■ **STATED GOAL**: In the listing below, locate the lines that hold the string "수출대국". Copy those lines.

─── DATA TO USE

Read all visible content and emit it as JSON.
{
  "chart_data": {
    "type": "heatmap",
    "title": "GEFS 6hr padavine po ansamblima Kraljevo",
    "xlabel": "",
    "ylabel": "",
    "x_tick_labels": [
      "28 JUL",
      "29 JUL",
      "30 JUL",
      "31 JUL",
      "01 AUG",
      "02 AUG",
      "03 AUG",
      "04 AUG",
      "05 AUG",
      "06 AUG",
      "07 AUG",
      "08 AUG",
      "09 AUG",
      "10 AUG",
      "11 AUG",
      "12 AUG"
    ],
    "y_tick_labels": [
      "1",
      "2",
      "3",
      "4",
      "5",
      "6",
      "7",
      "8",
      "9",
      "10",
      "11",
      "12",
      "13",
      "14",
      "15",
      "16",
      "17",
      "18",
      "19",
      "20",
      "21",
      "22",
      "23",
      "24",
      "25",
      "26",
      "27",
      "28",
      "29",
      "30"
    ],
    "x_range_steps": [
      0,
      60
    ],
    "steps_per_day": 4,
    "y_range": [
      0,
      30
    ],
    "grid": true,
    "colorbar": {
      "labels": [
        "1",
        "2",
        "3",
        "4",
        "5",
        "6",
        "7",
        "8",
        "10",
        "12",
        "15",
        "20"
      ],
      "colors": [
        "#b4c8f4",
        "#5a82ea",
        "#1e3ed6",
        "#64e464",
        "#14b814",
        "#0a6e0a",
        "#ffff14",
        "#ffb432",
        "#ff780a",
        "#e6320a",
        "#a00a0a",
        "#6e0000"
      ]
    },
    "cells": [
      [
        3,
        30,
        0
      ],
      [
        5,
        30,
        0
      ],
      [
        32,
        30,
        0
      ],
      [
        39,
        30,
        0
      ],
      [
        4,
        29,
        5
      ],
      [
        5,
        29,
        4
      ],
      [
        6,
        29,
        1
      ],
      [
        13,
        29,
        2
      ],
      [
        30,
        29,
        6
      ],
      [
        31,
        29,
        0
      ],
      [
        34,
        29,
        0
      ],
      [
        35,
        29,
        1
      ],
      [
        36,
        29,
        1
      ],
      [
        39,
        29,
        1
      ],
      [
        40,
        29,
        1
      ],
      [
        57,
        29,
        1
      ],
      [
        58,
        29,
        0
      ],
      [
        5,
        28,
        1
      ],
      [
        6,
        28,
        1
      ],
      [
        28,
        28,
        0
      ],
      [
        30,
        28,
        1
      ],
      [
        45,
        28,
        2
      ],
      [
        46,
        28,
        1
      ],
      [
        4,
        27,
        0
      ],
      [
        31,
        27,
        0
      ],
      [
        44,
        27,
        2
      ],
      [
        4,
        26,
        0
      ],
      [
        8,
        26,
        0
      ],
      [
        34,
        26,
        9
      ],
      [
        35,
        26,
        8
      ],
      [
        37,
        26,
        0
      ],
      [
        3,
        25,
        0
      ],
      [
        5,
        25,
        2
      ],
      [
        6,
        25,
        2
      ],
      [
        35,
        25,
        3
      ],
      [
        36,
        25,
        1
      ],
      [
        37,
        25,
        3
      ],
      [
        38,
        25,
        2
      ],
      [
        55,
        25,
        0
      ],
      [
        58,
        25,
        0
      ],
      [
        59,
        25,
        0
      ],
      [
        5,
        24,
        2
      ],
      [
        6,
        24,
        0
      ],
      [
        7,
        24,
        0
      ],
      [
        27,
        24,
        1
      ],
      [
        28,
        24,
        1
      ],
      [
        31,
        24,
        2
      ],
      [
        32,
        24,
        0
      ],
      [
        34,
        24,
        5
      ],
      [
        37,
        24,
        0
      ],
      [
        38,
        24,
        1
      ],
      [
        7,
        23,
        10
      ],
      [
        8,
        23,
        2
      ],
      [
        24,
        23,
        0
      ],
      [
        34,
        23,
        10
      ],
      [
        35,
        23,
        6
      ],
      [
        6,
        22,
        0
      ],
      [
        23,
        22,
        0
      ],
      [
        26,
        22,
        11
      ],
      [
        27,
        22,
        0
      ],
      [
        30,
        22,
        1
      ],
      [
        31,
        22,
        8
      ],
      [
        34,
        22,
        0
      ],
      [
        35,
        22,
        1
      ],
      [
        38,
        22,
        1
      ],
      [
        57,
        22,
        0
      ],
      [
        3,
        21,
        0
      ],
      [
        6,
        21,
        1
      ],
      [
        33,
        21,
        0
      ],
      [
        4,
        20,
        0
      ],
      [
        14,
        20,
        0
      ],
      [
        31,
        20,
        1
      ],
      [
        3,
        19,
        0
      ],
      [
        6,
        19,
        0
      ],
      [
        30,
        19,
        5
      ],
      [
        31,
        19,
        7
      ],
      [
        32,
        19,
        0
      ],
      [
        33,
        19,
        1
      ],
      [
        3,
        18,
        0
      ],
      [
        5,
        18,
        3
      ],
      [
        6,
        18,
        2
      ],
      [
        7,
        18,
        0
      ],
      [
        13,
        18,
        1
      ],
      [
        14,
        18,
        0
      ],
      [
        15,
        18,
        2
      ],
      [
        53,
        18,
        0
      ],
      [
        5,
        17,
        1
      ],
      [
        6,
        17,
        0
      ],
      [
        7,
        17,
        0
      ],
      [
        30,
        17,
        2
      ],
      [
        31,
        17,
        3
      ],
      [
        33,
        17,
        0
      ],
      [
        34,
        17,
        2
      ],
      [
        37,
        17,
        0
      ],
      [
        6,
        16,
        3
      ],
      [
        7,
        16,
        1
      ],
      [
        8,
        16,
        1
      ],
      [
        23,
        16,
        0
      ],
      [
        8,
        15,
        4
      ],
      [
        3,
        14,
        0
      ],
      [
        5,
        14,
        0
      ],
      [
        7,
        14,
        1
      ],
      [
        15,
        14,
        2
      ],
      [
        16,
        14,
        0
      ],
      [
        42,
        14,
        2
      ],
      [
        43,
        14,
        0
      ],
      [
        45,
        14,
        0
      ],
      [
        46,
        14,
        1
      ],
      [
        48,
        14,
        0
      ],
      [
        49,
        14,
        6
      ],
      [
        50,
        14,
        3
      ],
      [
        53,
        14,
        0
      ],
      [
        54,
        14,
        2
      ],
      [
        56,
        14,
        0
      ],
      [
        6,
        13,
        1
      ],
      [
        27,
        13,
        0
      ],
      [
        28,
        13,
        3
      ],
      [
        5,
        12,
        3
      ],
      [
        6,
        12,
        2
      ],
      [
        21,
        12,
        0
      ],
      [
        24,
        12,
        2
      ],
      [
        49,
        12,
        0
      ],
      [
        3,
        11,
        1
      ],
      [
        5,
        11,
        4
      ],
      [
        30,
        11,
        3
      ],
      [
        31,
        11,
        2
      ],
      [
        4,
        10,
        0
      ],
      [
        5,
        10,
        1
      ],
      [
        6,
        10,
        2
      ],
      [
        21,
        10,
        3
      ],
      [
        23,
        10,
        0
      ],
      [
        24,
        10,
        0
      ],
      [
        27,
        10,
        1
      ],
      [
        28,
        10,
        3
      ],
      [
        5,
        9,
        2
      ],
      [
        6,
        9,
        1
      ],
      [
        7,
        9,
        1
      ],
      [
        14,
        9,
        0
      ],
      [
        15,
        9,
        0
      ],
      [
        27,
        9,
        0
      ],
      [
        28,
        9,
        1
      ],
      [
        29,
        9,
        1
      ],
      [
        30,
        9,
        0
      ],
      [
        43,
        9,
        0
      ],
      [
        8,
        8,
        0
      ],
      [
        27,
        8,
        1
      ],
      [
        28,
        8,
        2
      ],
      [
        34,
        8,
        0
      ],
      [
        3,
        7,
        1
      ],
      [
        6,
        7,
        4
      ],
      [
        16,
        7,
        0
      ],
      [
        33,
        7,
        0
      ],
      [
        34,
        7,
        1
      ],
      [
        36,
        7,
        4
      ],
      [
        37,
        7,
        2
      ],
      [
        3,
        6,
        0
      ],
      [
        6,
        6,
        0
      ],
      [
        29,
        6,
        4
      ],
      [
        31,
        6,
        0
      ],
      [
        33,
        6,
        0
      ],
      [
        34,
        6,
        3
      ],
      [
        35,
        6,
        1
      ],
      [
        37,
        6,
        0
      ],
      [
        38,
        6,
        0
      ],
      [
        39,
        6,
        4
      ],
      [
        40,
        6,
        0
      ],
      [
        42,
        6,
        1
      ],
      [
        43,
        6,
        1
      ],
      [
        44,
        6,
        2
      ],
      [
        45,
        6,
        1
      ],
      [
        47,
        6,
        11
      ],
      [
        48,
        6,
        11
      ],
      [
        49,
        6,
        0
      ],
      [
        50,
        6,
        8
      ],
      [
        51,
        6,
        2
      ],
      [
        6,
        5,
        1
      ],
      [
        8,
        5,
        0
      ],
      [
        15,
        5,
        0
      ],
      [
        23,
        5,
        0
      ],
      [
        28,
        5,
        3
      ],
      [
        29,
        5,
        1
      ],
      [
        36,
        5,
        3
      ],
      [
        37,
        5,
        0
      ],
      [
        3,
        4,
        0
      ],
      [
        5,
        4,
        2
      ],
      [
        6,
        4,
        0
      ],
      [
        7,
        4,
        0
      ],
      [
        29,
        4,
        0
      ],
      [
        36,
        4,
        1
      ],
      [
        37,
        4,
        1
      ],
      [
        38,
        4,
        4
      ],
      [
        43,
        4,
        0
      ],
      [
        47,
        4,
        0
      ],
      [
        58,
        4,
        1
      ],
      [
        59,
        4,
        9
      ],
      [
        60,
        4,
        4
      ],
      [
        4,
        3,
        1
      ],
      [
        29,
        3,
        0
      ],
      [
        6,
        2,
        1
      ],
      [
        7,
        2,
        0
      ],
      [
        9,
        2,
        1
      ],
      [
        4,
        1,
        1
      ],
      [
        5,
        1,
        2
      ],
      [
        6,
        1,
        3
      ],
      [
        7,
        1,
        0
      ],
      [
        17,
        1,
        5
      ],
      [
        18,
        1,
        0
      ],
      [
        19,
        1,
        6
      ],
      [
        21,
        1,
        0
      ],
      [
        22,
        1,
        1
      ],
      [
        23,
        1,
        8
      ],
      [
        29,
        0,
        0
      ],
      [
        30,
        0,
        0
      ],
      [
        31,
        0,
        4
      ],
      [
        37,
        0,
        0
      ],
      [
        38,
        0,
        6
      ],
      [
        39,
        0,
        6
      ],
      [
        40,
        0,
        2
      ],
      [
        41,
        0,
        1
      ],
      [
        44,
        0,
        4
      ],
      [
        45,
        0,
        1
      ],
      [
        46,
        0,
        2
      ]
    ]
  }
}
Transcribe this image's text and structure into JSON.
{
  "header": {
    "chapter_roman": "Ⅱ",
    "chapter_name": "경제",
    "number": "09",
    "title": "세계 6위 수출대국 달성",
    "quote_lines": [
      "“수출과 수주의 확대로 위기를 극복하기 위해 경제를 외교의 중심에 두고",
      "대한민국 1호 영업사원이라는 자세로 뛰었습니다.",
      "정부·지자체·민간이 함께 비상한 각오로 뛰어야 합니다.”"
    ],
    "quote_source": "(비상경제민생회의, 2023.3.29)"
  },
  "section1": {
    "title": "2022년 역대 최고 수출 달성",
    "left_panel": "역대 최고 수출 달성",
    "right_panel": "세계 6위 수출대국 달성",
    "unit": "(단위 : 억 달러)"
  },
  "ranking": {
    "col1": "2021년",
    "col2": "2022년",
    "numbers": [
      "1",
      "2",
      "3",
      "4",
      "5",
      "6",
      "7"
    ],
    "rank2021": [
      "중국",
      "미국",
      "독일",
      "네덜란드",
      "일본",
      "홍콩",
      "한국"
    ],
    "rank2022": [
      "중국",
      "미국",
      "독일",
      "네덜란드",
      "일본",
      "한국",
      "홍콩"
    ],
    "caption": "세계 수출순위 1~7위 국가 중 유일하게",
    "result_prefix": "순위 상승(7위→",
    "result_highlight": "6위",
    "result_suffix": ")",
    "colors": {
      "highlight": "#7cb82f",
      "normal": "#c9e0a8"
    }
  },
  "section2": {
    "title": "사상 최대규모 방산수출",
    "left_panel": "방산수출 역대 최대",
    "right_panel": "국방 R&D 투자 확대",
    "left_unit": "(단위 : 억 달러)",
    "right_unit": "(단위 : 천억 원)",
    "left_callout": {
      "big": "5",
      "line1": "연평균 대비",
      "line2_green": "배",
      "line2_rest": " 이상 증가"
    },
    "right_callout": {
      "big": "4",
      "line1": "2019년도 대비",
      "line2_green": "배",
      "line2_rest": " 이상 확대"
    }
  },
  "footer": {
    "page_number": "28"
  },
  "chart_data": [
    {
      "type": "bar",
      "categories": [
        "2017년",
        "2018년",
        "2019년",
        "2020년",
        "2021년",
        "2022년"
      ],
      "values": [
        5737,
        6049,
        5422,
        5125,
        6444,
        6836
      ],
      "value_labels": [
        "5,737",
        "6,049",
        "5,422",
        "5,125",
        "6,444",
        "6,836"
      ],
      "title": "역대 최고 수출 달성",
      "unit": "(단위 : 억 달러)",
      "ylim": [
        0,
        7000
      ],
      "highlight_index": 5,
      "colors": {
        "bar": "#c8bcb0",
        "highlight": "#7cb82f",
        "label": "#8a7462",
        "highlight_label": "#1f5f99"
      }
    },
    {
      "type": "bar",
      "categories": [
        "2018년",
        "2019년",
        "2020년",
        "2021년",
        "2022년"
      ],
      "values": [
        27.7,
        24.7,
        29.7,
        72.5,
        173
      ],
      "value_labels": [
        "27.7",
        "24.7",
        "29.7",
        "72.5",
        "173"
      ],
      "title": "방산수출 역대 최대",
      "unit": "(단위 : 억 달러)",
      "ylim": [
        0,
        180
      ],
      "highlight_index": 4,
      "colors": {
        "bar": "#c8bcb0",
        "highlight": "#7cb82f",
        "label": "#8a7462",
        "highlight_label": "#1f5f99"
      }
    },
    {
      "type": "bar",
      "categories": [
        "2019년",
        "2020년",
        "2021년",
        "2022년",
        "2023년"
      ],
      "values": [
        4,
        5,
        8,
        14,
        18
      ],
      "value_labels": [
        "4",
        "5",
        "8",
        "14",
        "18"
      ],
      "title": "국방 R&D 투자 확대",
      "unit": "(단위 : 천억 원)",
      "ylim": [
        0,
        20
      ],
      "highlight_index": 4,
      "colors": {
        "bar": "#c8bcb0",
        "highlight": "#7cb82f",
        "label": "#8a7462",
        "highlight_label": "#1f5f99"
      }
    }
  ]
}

──────

■ **THE RESULT**:
    "title": "세계 6위 수출대국 달성",
    "right_panel": "세계 6위 수출대국 달성",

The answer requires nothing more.